▶ **Problem 1**:
Answer these questions about the battery storage text, one per line:
(a) What annual profit is realized in the breakdown given in Fig. 4b?
(b) When storage takes part in all markets with grid charging, what is the optimal capacity?
(c) For storage co-located with solar, what range is given for the optimal storage capacity?

▶ **Page extract**:
--- begin ---

Fourth, the model assumed energy could be exchanged at the clearing price up to the market-determined volume. In reality, energy transfers depend on successful bidding, meaning storage may not always receive the desired volume or clearing price. Incorporating real bid prices and acceptance probabilities would improve the model's accuracy, but these data are proprietary and so cannot be utilised without external co-operation.
Fifth, technologies generally improve and become cheaper over time. Innovation, cumulative deployment, policies, and regulations influence technology and grid connection costs, market dynamics, and the financial viability of projects. This study considers the present case but future work could consider how optimal configurations could change in the future.
Finally, the model assumed curtailment only when renewable output exceeded grid connection capacity. In reality, grid operators may impose additional constraints due to congestion or maintenance, which would reduce revenues and profits.
A breakdown of costs and revenues is given in Fig. 4b. An annual profit of £4 million is realised, with most profit generated from the BM market. Subsequent simulations are based on the optimal scenario with full market participation and grid charging. Fig. 4c compares annual profits for 1-hour storage with different capacities, co-located with the solar farm. Only two scenarios are profitable, both requiring grid charging and participation in BM and WS markets. Participation in the DC market marginally increases profits. When storage participates in all markets with grid charging, the optimal capacity is 252 MW. Fig. 4d shows similar results when storage is co-located with the wind farm, albeit with slightly lower profits in all cases.
Fig. 6 shows the optimal storage capacity and corresponding NPV of storage systems for different RES-to-grid connection ratios (solar and wind) from 0–2 (solar) and 0–4 (wind), where 0 indicates stand-alone storage. For both solar and wind in the UK, a stand-alone storage system achieves the highest NPV, as full use of the grid connection capacity allows BESS dispatch to be prioritised and operations to be optimised, generating greater additional revenues than the costs saved by avoiding the installation of a new grid connection.
For storage co-located with solar, NPV is greatest with high or low RES-to-grid ratios and optimal storage capacity is between 100–115 MW. For wind, both NPV and optimal storage capacity fall as the RES-to-grid ratio increases. This difference arises from variations in patterns of solar and wind energy. For BESS co-located with solar, the grid connection is fully available to the BESS at night when there is no solar generation. With large overbuilt solar capacity and a high RES-to-grid ratio, the BESS is able to charge using cheap or free surplus electricity during the day and discharge it to the grid for a profit at night. While this improves the profitability of the BESS, a stand-alone system remains the most profitable option even when the RES-to-grid ratio is 2. For BESS co-located with wind, the BESS will never be profitable, even at an RES-to-grid ratio of 4, because higher wind capacity leads to more congestion in the grid connection, further limiting BESS dispatch.

--- end ---

▶ **Problem 2**:
Convert the listing into a numbered list, starting with its first line and going on through the line with "flow-or[interactable] (80, 657, 108, 685)", both included. Leave out any blank lines.

▶ **Available records**:

--- begin ---

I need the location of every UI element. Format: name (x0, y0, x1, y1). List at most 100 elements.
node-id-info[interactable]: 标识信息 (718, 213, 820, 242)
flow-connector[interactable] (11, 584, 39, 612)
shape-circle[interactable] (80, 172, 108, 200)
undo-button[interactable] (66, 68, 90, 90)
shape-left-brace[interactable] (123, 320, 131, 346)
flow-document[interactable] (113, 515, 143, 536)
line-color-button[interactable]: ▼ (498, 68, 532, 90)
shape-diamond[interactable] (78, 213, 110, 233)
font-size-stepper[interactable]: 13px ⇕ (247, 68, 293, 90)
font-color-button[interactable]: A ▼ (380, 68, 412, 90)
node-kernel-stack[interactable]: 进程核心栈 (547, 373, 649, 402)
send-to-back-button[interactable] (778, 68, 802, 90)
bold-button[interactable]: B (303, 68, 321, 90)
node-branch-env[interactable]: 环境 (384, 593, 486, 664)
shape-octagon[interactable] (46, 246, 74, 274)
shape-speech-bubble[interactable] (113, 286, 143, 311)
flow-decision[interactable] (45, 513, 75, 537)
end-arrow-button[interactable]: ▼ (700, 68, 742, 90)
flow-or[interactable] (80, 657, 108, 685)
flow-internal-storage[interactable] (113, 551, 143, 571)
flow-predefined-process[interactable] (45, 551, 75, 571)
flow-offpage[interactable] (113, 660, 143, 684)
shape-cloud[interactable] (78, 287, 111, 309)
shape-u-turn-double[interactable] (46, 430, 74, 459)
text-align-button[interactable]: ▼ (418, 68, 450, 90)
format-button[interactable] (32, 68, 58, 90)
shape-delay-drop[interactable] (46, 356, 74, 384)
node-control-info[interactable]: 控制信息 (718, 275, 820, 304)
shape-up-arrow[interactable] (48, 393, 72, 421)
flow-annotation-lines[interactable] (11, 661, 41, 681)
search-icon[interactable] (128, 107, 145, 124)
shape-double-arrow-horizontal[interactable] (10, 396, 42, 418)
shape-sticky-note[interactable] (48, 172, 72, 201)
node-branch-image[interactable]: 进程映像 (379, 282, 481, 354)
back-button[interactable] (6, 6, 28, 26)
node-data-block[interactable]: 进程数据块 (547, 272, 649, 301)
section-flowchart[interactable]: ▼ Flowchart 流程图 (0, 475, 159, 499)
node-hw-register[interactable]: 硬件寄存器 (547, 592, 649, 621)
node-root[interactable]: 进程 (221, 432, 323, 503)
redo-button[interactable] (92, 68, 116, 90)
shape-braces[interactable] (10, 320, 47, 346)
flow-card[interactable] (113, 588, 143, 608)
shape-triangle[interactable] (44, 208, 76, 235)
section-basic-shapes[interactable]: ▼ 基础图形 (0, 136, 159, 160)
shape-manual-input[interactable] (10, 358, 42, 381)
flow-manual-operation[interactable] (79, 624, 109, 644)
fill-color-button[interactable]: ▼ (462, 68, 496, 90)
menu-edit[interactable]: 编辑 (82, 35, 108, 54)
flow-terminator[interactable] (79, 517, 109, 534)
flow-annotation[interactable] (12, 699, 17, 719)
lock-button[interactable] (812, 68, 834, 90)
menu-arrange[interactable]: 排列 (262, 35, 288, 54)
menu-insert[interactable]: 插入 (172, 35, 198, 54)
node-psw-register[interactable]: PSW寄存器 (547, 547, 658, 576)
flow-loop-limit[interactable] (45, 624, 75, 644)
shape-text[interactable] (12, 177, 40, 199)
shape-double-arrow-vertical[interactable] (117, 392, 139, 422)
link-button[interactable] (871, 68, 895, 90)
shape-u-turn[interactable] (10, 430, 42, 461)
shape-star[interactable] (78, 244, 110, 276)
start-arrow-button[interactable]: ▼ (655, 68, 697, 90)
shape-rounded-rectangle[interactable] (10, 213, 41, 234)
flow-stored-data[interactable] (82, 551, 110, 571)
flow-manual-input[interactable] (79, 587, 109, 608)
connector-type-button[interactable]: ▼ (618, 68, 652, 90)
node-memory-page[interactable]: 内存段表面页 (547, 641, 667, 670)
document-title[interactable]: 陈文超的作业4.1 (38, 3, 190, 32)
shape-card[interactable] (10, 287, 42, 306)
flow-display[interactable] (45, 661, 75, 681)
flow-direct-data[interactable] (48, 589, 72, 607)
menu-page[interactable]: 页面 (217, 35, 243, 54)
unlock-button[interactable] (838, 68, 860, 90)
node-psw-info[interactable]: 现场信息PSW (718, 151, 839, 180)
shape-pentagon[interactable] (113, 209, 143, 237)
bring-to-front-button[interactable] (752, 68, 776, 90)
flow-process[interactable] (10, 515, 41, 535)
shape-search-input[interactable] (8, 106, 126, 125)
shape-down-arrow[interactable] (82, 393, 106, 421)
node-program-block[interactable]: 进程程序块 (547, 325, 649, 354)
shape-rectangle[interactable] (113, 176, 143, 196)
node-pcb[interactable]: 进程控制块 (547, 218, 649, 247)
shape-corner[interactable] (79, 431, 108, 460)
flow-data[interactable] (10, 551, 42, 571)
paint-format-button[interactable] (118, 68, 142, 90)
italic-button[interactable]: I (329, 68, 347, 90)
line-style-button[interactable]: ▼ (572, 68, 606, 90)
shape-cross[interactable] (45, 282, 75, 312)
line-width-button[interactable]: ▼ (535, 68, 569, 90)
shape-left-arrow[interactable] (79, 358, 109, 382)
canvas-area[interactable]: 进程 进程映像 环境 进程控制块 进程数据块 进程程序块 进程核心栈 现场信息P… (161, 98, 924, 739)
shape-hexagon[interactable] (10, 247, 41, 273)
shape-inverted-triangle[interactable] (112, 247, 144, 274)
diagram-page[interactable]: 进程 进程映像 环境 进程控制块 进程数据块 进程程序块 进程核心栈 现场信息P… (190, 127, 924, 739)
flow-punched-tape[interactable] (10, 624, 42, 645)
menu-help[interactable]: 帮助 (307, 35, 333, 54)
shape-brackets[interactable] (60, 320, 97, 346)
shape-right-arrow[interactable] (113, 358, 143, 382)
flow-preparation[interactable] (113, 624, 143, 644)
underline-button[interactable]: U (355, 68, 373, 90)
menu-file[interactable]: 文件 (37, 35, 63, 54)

--- end ---

▶ **Solution 1**:
(a) £4 million
(b) 252 MW
(c) 100–115 MW

▶ **Solution 2**:
1. I need the location of every UI element. Format: name (x0, y0, x1, y1). List at most 100 elements.
2. node-id-info[interactable]: 标识信息 (718, 213, 820, 242)
3. flow-connector[interactable] (11, 584, 39, 612)
4. shape-circle[interactable] (80, 172, 108, 200)
5. undo-button[interactable] (66, 68, 90, 90)
6. shape-left-brace[interactable] (123, 320, 131, 346)
7. flow-document[interactable] (113, 515, 143, 536)
8. line-color-button[interactable]: ▼ (498, 68, 532, 90)
9. shape-diamond[interactable] (78, 213, 110, 233)
10. font-size-stepper[interactable]: 13px ⇕ (247, 68, 293, 90)
11. font-color-button[interactable]: A ▼ (380, 68, 412, 90)
12. node-kernel-stack[interactable]: 进程核心栈 (547, 373, 649, 402)
13. send-to-back-button[interactable] (778, 68, 802, 90)
14. bold-button[interactable]: B (303, 68, 321, 90)
15. node-branch-env[interactable]: 环境 (384, 593, 486, 664)
16. shape-octagon[interactable] (46, 246, 74, 274)
17. shape-speech-bubble[interactable] (113, 286, 143, 311)
18. flow-decision[interactable] (45, 513, 75, 537)
19. end-arrow-button[interactable]: ▼ (700, 68, 742, 90)
20. flow-or[interactable] (80, 657, 108, 685)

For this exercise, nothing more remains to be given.